Where a line holds "this", copy it.

DATASET ROWS –
begin

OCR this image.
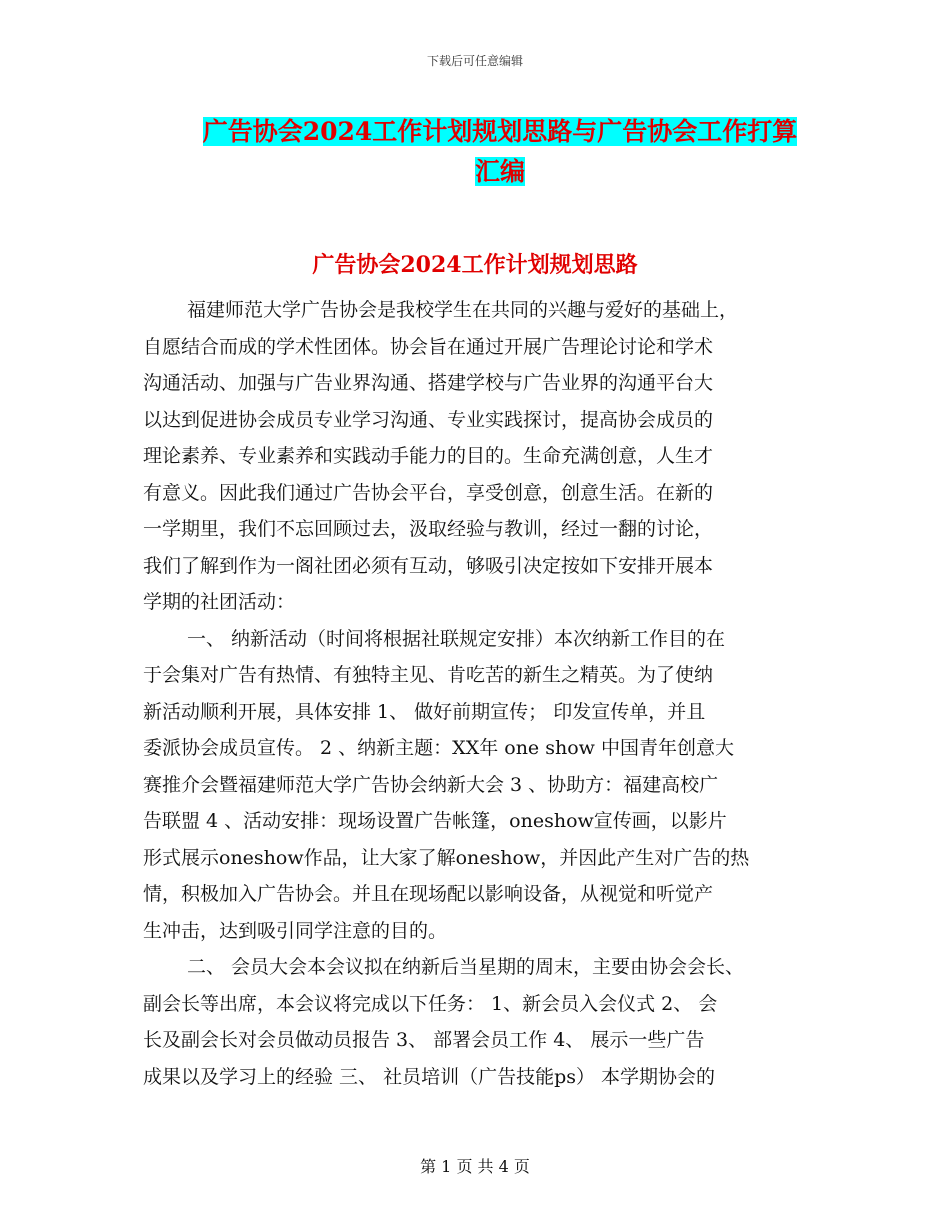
下载后可任意编辑
广告协会2024工作计划规划思路与广告协会工作打算
汇编
广告协会2024工作计划规划思路
福建师范大学广告协会是我校学生在共同的兴趣与爱好的基础上，
自愿结合而成的学术性团体。协会旨在通过开展广告理论讨论和学术
沟通活动、加强与广告业界沟通、搭建学校与广告业界的沟通平台大
以达到促进协会成员专业学习沟通、专业实践探讨，提高协会成员的
理论素养、专业素养和实践动手能力的目的。生命充满创意，人生才
有意义。因此我们通过广告协会平台，享受创意，创意生活。在新的
一学期里，我们不忘回顾过去，汲取经验与教训，经过一翻的讨论，
我们了解到作为一阁社团必须有互动，够吸引决定按如下安排开展本
学期的社团活动：
一、 纳新活动（时间将根据社联规定安排）本次纳新工作目的在
于会集对广告有热情、有独特主见、肯吃苦的新生之精英。为了使纳
新活动顺利开展，具体安排 1、 做好前期宣传； 印发宣传单，并且
委派协会成员宣传。 2 、纳新主题：XX年 one show 中国青年创意大
赛推介会暨福建师范大学广告协会纳新大会 3 、协助方：福建高校广
告联盟 4 、活动安排：现场设置广告帐篷，oneshow宣传画，以影片
形式展示oneshow作品，让大家了解oneshow，并因此产生对广告的热
情，积极加入广告协会。并且在现场配以影响设备，从视觉和听觉产
生冲击，达到吸引同学注意的目的。
二、 会员大会本会议拟在纳新后当星期的周末，主要由协会会长、
副会长等出席，本会议将完成以下任务： 1、新会员入会仪式 2、 会
长及副会长对会员做动员报告 3、 部署会员工作 4、 展示一些广告
成果以及学习上的经验 三、 社员培训（广告技能ps） 本学期协会的
第 1 页 共 4 页
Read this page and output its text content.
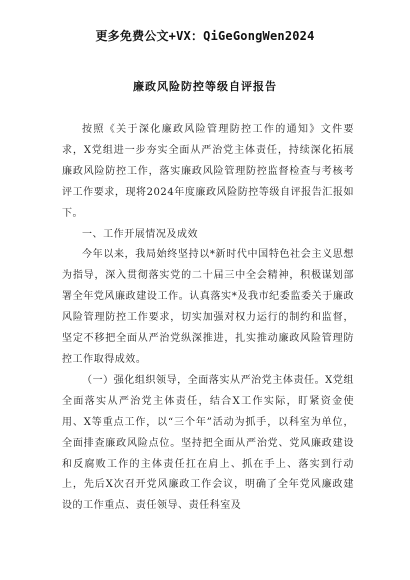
更多免费公文+VX：QiGeGongWen2024
廉政风险防控等级自评报告

按照《关于深化廉政风险管理防控工作的通知》文件要求，X党组进一步夯实全面从严治党主体责任，持续深化拓展廉政风险防控工作，落实廉政风险管理防控监督检查与考核考评工作要求，现将2024年度廉政风险防控等级自评报告汇报如下。

一、工作开展情况及成效

今年以来，我局始终坚持以*新时代中国特色社会主义思想为指导，深入贯彻落实党的二十届三中全会精神，积极谋划部署全年党风廉政建设工作。认真落实*及我市纪委监委关于廉政风险管理防控工作要求，切实加强对权力运行的制约和监督，坚定不移把全面从严治党纵深推进，扎实推动廉政风险管理防控工作取得成效。

（一）强化组织领导，全面落实从严治党主体责任。X党组全面落实从严治党主体责任，结合X工作实际，盯紧资金使用、X等重点工作，以“三个年”活动为抓手，以科室为单位，全面排查廉政风险点位。坚持把全面从严治党、党风廉政建设和反腐败工作的主体责任扛在肩上、抓在手上、落实到行动上，先后X次召开党风廉政工作会议，明确了全年党风廉政建设的工作重点、责任领导、责任科室及
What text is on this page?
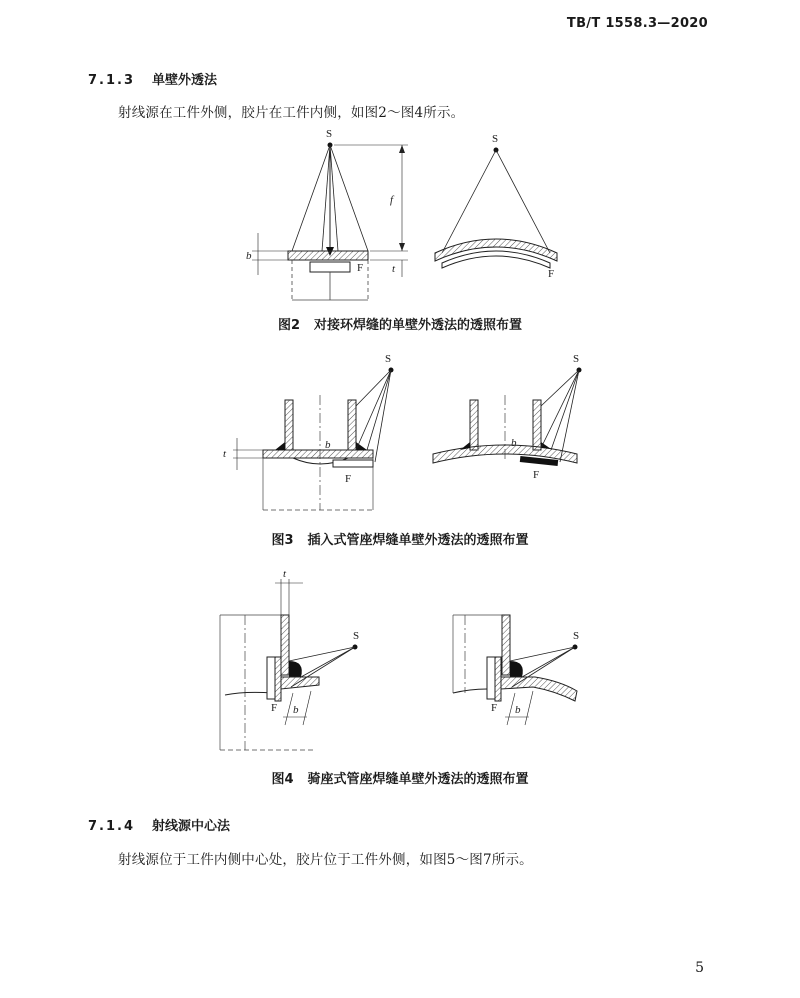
TB/T 1558.3—2020
7.1.3 单壁外透法
射线源在工件外侧，胶片在工件内侧，如图2～图4所示。
S
F
f
t
b
S
F
图2 对接环焊缝的单壁外透法的透照布置
S
F
t
b
S
F
b
图3 插入式管座焊缝单壁外透法的透照布置
t
F
S
b	F
S
b
图4 骑座式管座焊缝单壁外透法的透照布置
7.1.4 射线源中心法
射线源位于工件内侧中心处，胶片位于工件外侧，如图5～图7所示。
5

end

TASK SOLUTION –
OCR this image.
Read this page and output its text content.
What text is on this page?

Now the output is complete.